**What you will do:** Show every line in the records below that contains the word "text".

**Records supplied:**
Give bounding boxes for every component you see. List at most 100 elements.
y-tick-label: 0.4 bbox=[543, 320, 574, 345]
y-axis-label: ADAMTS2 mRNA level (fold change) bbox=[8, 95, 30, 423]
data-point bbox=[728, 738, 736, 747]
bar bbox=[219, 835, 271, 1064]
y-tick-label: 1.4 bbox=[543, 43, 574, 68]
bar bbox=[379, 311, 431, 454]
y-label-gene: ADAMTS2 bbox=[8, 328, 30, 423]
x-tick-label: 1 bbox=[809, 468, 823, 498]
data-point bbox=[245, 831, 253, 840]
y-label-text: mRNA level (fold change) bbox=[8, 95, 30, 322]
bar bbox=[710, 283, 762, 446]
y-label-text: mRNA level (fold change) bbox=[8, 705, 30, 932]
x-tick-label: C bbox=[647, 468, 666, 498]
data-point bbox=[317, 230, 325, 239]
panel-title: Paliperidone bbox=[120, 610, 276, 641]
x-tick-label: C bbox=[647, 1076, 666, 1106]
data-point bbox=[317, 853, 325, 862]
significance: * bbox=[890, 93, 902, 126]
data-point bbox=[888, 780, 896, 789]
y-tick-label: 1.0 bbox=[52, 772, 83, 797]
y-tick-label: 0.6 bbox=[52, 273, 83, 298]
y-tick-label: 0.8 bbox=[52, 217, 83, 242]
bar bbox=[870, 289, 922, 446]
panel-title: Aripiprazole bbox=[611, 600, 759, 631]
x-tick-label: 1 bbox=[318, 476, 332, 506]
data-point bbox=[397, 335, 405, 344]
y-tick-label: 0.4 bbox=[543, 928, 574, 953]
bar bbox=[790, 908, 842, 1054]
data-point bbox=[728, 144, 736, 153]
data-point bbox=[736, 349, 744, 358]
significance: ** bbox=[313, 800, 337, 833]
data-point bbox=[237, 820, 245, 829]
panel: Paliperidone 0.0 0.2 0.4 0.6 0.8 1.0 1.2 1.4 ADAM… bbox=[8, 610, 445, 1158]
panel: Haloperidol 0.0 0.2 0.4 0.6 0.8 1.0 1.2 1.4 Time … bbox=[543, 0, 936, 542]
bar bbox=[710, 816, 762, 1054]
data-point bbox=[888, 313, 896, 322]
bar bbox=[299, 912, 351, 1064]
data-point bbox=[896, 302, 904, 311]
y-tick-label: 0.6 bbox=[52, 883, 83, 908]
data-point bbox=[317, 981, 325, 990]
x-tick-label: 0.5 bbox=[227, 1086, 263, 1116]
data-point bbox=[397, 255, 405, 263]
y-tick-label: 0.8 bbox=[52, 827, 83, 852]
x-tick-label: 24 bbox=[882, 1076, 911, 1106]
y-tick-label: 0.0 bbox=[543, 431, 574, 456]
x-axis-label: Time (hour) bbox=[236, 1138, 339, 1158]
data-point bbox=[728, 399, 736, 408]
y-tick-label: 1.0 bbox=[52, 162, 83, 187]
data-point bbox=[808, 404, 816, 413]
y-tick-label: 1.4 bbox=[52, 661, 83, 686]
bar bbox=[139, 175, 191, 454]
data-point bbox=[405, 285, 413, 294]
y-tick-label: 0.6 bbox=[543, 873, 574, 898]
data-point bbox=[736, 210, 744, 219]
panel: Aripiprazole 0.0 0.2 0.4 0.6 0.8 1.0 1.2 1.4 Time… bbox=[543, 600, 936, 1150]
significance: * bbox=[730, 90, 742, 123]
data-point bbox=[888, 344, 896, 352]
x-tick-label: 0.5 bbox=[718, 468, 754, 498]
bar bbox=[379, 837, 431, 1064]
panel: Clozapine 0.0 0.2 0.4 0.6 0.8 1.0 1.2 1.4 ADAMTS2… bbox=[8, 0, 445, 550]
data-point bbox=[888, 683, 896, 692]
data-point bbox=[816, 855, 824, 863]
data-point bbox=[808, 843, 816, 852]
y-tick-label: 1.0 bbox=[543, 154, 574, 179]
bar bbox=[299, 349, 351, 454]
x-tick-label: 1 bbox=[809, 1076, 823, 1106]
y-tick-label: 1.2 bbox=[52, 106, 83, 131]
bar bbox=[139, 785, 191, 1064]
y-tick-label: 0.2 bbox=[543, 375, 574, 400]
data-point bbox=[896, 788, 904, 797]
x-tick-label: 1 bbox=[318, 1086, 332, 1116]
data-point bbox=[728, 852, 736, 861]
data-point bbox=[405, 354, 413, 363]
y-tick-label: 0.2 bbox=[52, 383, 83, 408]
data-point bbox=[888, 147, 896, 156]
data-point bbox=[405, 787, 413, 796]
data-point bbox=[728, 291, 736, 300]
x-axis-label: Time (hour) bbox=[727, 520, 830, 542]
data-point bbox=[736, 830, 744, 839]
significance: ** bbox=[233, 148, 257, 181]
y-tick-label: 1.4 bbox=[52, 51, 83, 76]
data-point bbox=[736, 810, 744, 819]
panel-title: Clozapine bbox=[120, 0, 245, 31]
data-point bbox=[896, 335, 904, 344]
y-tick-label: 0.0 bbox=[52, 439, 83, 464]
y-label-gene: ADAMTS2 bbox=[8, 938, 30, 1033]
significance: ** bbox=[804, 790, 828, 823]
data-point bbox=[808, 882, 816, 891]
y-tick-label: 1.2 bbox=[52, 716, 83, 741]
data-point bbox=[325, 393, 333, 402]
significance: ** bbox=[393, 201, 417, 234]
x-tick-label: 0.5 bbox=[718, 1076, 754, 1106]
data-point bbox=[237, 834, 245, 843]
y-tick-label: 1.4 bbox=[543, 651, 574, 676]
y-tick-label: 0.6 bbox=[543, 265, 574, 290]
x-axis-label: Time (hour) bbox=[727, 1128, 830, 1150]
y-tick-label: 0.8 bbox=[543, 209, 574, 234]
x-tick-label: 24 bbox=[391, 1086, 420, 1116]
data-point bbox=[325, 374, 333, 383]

**Answer to this task:**
y-label-text: mRNA level (fold change) bbox=[8, 95, 30, 322]
y-label-text: mRNA level (fold change) bbox=[8, 705, 30, 932]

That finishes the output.